Written task ::
Copy out all of the material below word for word.

_ _ _ _

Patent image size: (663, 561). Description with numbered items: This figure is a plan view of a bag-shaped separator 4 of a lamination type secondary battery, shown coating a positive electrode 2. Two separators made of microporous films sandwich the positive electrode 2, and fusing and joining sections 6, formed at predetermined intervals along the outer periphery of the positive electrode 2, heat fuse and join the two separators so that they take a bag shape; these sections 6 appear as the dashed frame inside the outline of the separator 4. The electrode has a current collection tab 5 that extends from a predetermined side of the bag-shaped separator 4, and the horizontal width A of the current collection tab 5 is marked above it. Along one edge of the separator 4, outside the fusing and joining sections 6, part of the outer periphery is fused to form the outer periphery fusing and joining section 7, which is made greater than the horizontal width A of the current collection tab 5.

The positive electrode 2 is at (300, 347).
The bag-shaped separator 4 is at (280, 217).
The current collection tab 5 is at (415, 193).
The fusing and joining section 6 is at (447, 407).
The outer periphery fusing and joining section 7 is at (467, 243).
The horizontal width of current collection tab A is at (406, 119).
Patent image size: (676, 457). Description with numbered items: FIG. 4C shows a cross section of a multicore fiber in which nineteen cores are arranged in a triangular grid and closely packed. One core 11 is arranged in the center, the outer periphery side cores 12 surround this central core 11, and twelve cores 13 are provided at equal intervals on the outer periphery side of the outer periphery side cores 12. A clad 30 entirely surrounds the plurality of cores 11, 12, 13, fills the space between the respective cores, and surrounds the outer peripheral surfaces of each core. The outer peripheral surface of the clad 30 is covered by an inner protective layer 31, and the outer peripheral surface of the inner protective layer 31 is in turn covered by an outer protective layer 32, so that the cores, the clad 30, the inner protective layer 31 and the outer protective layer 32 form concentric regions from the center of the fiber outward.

_ _ _ _

Solution to this exercise ::
Patent image size: (663, 561). Description with numbered items: This figure is a plan view of a bag-shaped separator 4 of a lamination type secondary battery, shown coating a positive electrode 2. Two separators made of microporous films sandwich the positive electrode 2, and fusing and joining sections 6, formed at predetermined intervals along the outer periphery of the positive electrode 2, heat fuse and join the two separators so that they take a bag shape; these sections 6 appear as the dashed frame inside the outline of the separator 4. The electrode has a current collection tab 5 that extends from a predetermined side of the bag-shaped separator 4, and the horizontal width A of the current collection tab 5 is marked above it. Along one edge of the separator 4, outside the fusing and joining sections 6, part of the outer periphery is fused to form the outer periphery fusing and joining section 7, which is made greater than the horizontal width A of the current collection tab 5.

The positive electrode 2 is at (300, 347).
The bag-shaped separator 4 is at (280, 217).
The current collection tab 5 is at (415, 193).
The fusing and joining section 6 is at (447, 407).
The outer periphery fusing and joining section 7 is at (467, 243).
The horizontal width of current collection tab A is at (406, 119).
Patent image size: (676, 457). Description with numbered items: FIG. 4C shows a cross section of a multicore fiber in which nineteen cores are arranged in a triangular grid and closely packed. One core 11 is arranged in the center, the outer periphery side cores 12 surround this central core 11, and twelve cores 13 are provided at equal intervals on the outer periphery side of the outer periphery side cores 12. A clad 30 entirely surrounds the plurality of cores 11, 12, 13, fills the space between the respective cores, and surrounds the outer peripheral surfaces of each core. The outer peripheral surface of the clad 30 is covered by an inner protective layer 31, and the outer peripheral surface of the inner protective layer 31 is in turn covered by an outer protective layer 32, so that the cores, the clad 30, the inner protective layer 31 and the outer protective layer 32 form concentric regions from the center of the fiber outward.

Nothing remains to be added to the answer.